### PROBLEM DESCRIPTION
Look through the data below and report how many lines include "page". Only the number should be given.

### PROVIDED INFORMATION

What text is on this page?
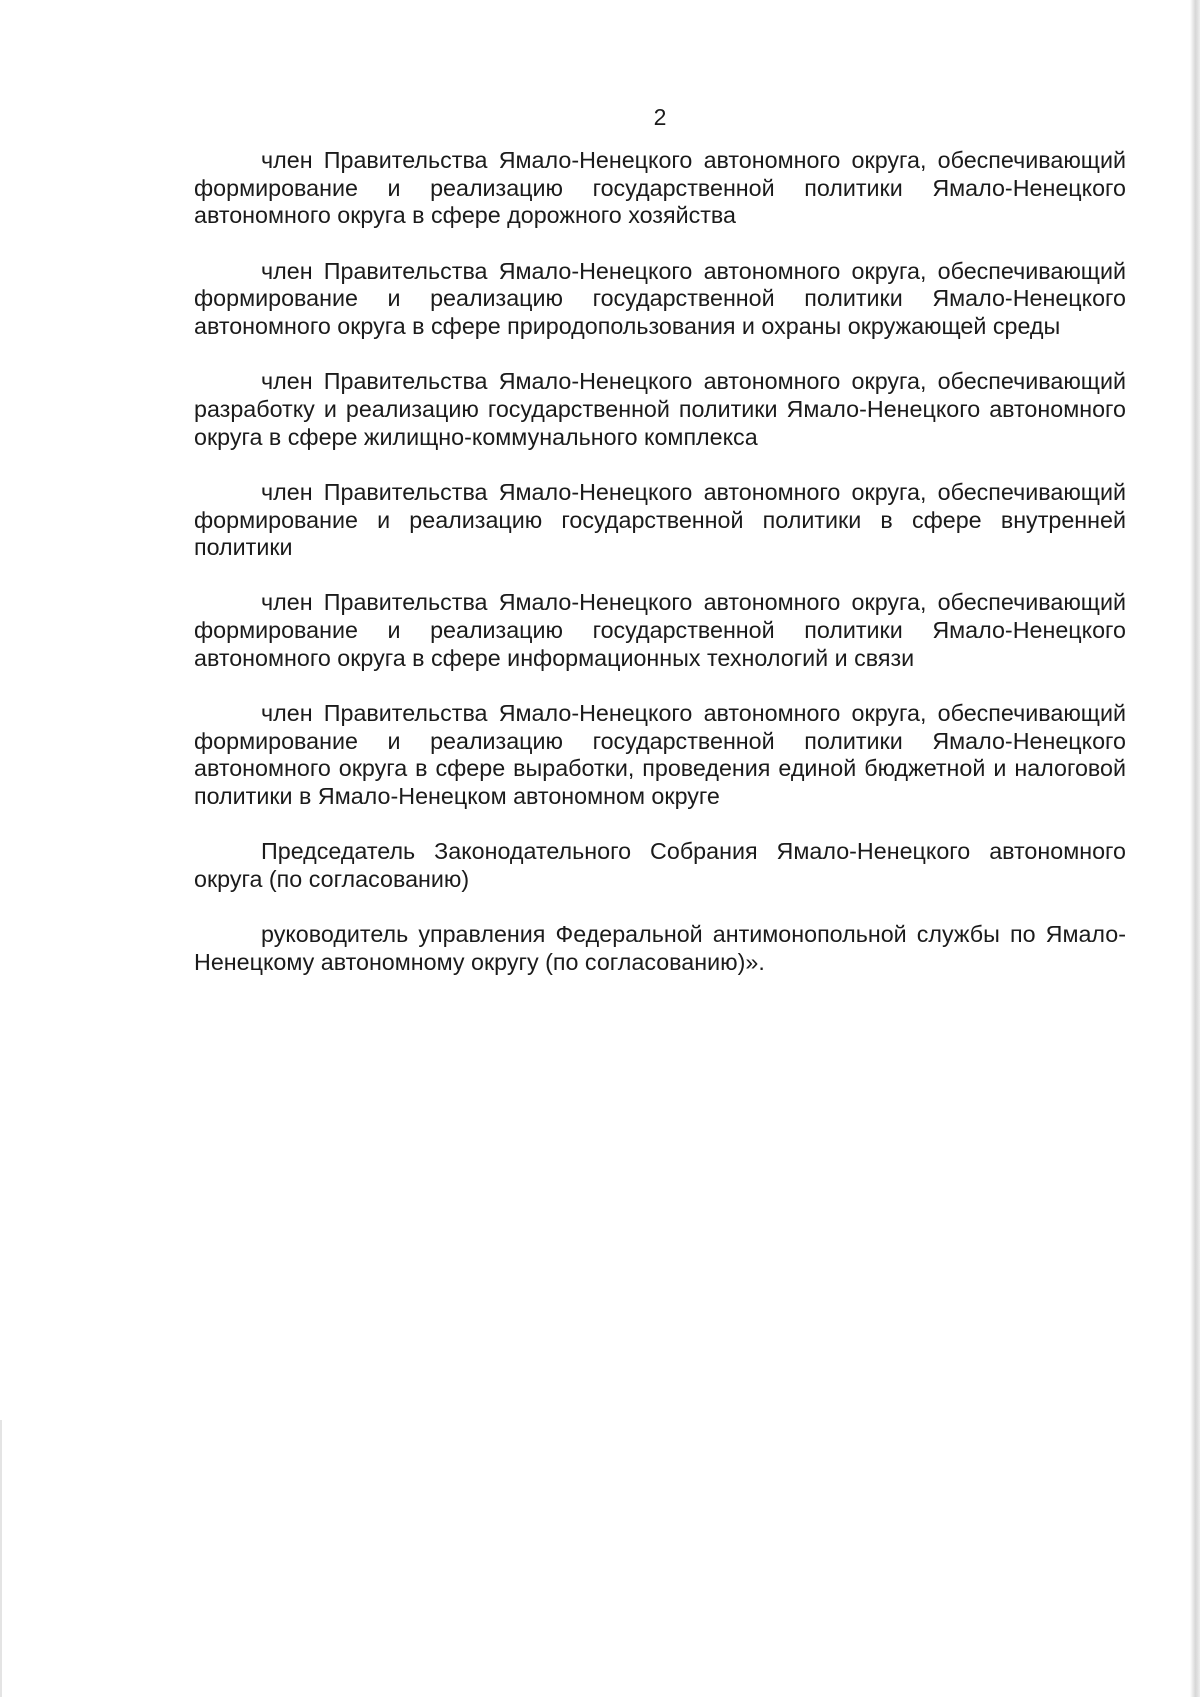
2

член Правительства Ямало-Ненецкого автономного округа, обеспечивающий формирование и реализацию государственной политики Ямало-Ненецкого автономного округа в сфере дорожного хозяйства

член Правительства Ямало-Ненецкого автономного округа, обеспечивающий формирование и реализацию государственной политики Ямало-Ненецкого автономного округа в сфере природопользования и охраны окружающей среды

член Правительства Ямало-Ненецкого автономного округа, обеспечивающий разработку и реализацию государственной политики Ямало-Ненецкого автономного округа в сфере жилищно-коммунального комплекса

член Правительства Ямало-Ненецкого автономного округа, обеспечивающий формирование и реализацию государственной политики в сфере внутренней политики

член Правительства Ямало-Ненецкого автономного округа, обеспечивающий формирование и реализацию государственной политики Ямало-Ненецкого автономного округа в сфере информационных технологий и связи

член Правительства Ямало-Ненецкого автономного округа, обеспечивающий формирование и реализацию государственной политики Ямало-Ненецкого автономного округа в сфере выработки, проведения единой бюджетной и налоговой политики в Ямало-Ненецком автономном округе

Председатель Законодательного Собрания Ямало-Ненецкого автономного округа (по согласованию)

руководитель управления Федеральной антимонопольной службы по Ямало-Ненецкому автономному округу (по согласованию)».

==

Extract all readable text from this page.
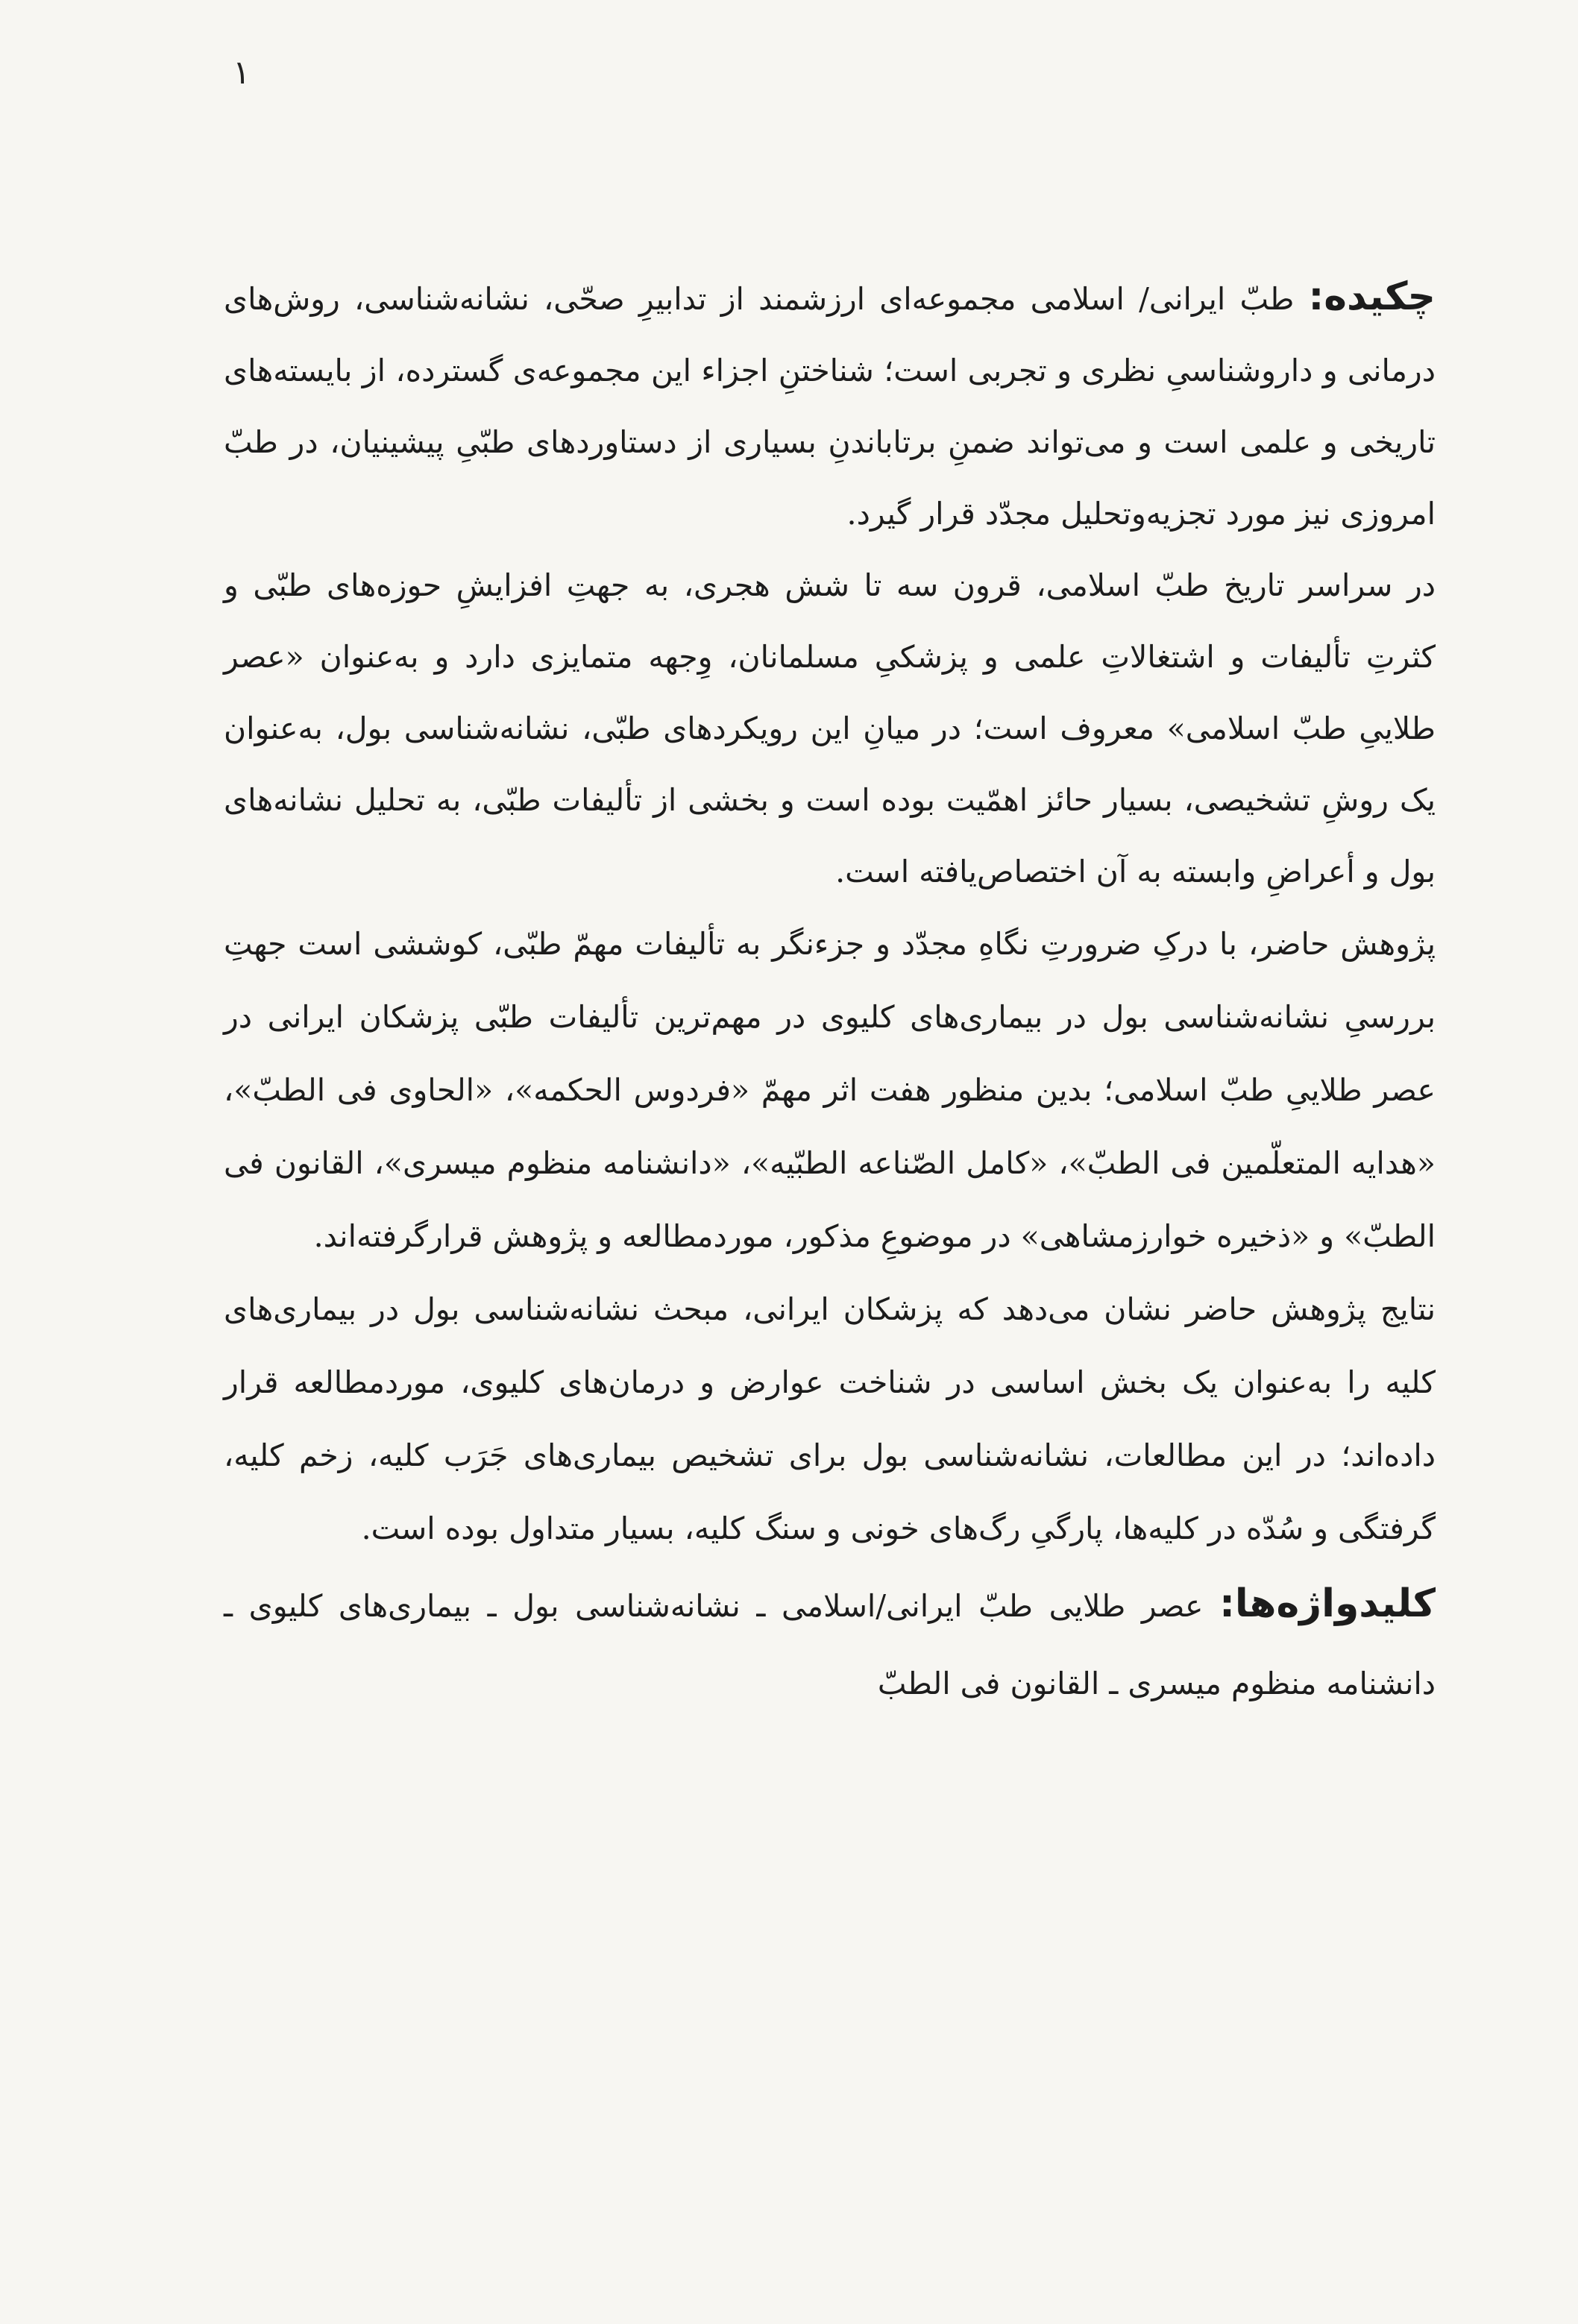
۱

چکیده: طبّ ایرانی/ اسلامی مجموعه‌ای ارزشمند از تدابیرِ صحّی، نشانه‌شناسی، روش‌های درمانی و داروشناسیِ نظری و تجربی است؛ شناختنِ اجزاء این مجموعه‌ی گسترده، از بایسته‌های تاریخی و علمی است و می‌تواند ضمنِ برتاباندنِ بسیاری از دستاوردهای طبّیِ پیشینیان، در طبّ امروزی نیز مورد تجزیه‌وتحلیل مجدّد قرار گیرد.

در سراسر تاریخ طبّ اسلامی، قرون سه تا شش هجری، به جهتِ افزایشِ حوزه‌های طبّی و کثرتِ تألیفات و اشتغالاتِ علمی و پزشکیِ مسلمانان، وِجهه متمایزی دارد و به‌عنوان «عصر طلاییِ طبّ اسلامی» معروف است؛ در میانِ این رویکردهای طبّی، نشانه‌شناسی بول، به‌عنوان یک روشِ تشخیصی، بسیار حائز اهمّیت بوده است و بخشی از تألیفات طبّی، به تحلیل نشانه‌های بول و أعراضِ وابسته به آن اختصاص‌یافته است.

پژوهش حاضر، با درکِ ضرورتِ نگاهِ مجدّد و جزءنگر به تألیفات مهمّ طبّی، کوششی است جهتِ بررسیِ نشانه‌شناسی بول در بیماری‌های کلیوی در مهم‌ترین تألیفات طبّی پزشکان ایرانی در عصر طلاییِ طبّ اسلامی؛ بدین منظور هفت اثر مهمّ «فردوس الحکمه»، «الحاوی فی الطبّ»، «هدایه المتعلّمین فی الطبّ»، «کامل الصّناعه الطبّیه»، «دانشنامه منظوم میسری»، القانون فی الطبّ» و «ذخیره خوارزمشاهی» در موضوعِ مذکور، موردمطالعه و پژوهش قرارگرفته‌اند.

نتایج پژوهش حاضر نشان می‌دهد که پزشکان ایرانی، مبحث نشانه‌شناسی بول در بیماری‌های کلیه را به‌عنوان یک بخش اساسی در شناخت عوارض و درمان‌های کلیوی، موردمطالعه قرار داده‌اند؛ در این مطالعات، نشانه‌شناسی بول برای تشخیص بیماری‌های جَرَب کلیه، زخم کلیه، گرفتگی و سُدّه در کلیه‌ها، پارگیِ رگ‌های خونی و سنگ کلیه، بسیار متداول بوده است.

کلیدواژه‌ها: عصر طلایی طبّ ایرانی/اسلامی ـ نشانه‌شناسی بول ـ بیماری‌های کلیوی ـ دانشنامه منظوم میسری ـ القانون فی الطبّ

### THE REPLY
2